■ EXTRACTED RECORDS ■
-------
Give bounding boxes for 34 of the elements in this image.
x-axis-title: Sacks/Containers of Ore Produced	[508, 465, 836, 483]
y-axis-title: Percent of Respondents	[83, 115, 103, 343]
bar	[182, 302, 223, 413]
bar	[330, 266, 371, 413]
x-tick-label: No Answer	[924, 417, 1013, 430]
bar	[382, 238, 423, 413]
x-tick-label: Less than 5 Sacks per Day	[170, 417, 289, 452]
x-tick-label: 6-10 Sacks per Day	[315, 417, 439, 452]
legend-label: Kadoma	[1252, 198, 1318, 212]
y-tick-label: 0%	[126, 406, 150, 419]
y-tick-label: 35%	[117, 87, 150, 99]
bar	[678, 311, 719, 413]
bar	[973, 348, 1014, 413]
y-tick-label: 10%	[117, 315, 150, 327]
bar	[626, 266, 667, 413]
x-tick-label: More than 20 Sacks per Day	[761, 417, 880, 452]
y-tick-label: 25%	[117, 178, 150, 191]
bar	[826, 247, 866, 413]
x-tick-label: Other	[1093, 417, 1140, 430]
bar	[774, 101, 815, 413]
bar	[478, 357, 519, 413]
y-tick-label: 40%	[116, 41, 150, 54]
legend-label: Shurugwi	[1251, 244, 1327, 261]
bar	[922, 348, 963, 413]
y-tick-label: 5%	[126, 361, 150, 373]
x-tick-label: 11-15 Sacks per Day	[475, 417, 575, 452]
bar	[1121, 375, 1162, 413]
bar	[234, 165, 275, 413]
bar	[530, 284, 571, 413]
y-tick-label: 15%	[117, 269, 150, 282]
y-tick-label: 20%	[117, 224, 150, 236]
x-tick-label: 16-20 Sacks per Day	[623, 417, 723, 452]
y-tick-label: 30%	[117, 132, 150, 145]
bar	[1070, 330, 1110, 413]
-------
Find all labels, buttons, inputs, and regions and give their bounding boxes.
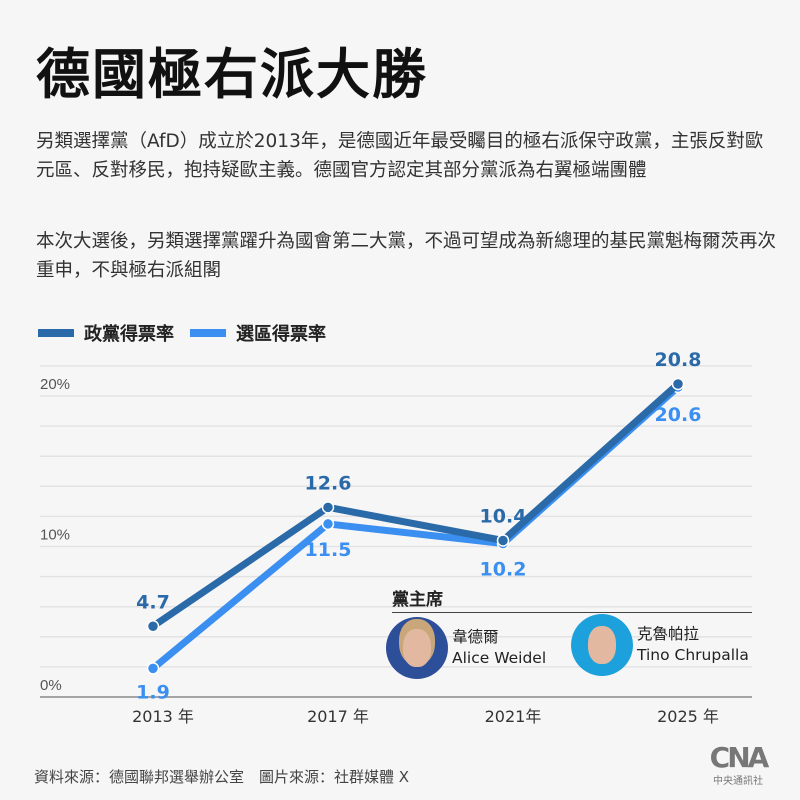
-------
■ EXERCISE INSTRUCTIONS ■
Reproduce the data above verbatim, from the line containing "Give bounding boxes" through the line containing "198, 1318, 212]", including both of those lines.

■ RESULT OF THIS EXERCISE ■
Give bounding boxes for 34 of the elements in this image.
x-axis-title: Sacks/Containers of Ore Produced	[508, 465, 836, 483]
y-axis-title: Percent of Respondents	[83, 115, 103, 343]
bar	[182, 302, 223, 413]
bar	[330, 266, 371, 413]
x-tick-label: No Answer	[924, 417, 1013, 430]
bar	[382, 238, 423, 413]
x-tick-label: Less than 5 Sacks per Day	[170, 417, 289, 452]
x-tick-label: 6-10 Sacks per Day	[315, 417, 439, 452]
legend-label: Kadoma	[1252, 198, 1318, 212]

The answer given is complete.